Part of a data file
------------

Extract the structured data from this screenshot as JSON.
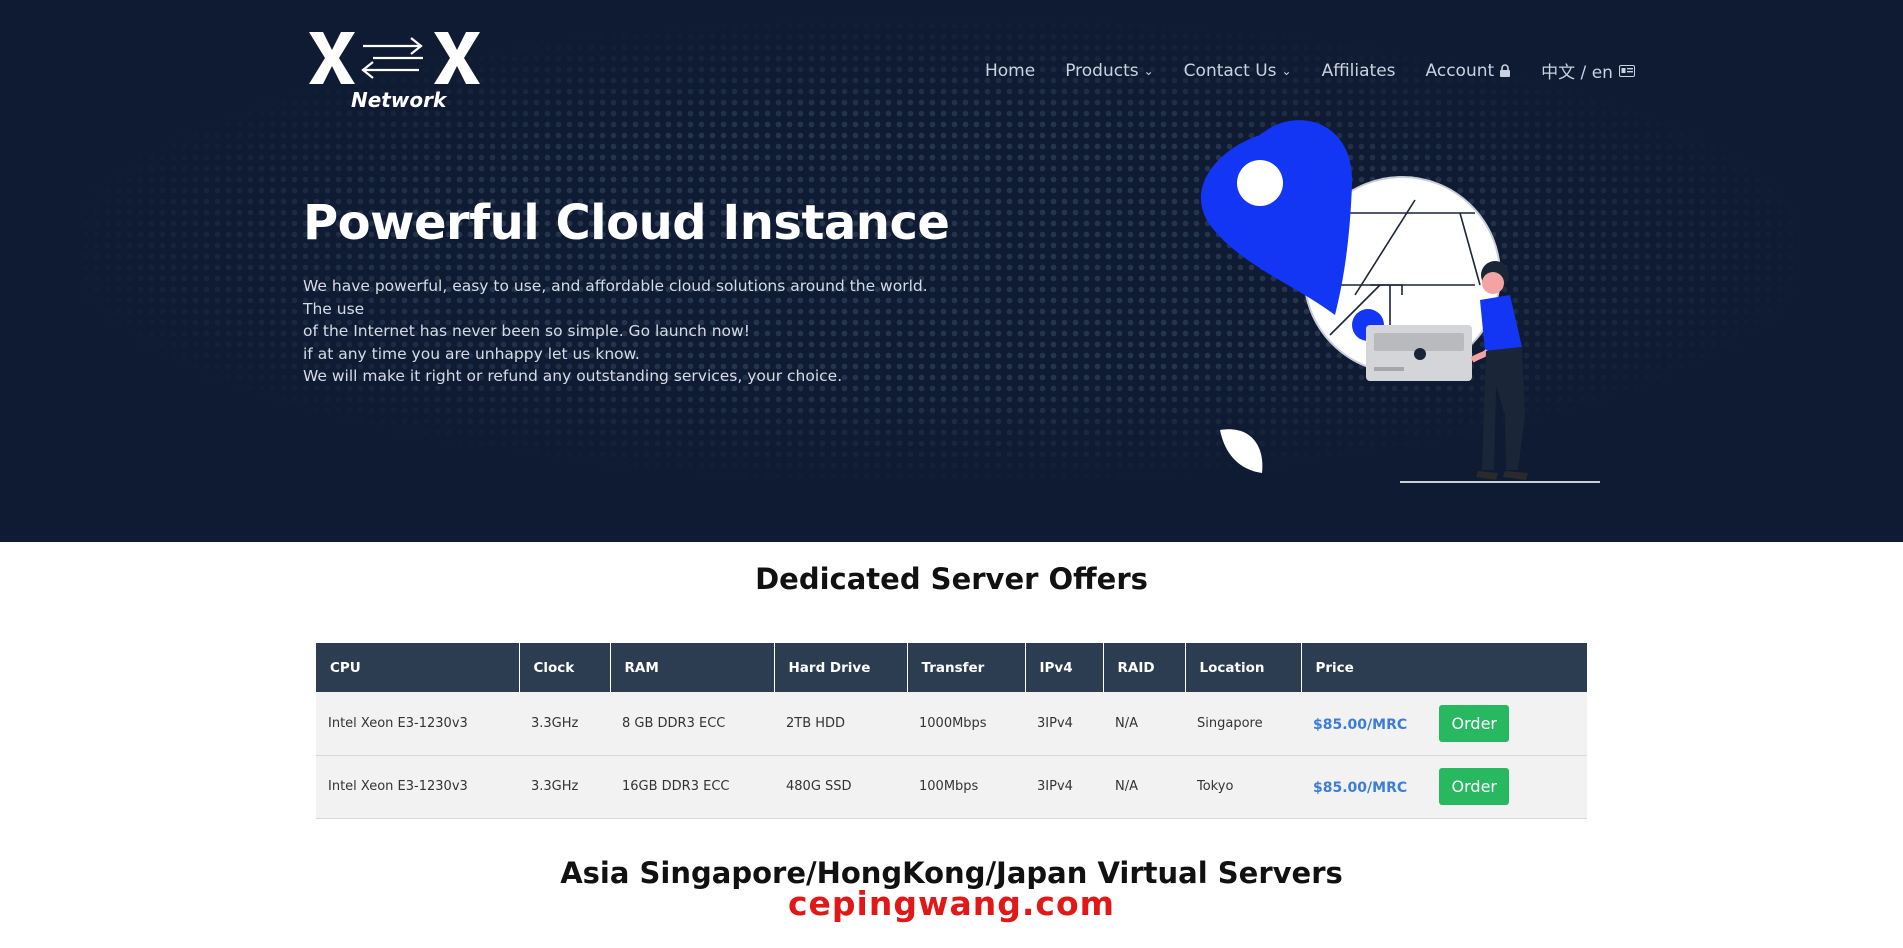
{
  "brand": {
    "logo_word": "Network",
    "colors": {
      "hero_bg": "#0f1b33",
      "table_header": "#2d3d51",
      "price": "#3b7dd8",
      "order_button": "#28b960",
      "accent_blue": "#1336f5"
    }
  },
  "nav": {
    "home": "Home",
    "products": "Products",
    "contact": "Contact Us",
    "affiliates": "Affiliates",
    "account": "Account",
    "language": "中文 / en",
    "caret_icon": "chevron-down-icon",
    "lock_icon": "lock-icon",
    "lang_icon": "language-card-icon"
  },
  "hero": {
    "title": "Powerful Cloud Instance",
    "lines": [
      "We have powerful, easy to use, and affordable cloud solutions around the world. The use",
      "of the Internet has never been so simple. Go launch now!",
      "if at any time you are unhappy let us know.",
      "We will make it right or refund any outstanding services, your choice."
    ]
  },
  "dedicated": {
    "title": "Dedicated Server Offers",
    "columns": [
      "CPU",
      "Clock",
      "RAM",
      "Hard Drive",
      "Transfer",
      "IPv4",
      "RAID",
      "Location",
      "Price",
      ""
    ],
    "rows": [
      {
        "cpu": "Intel Xeon E3-1230v3",
        "clock": "3.3GHz",
        "ram": "8 GB DDR3 ECC",
        "drive": "2TB HDD",
        "transfer": "1000Mbps",
        "ipv4": "3IPv4",
        "raid": "N/A",
        "location": "Singapore",
        "price": "$85.00/MRC",
        "action": "Order"
      },
      {
        "cpu": "Intel Xeon E3-1230v3",
        "clock": "3.3GHz",
        "ram": "16GB DDR3 ECC",
        "drive": "480G SSD",
        "transfer": "100Mbps",
        "ipv4": "3IPv4",
        "raid": "N/A",
        "location": "Tokyo",
        "price": "$85.00/MRC",
        "action": "Order"
      }
    ]
  },
  "virtual": {
    "title": "Asia Singapore/HongKong/Japan Virtual Servers"
  },
  "watermark": "cepingwang.com"
}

------------

Collect each line holding the string "title".

    "title": "Powerful Cloud Instance",
    "title": "Dedicated Server Offers",
    "title": "Asia Singapore/HongKong/Japan Virtual Servers"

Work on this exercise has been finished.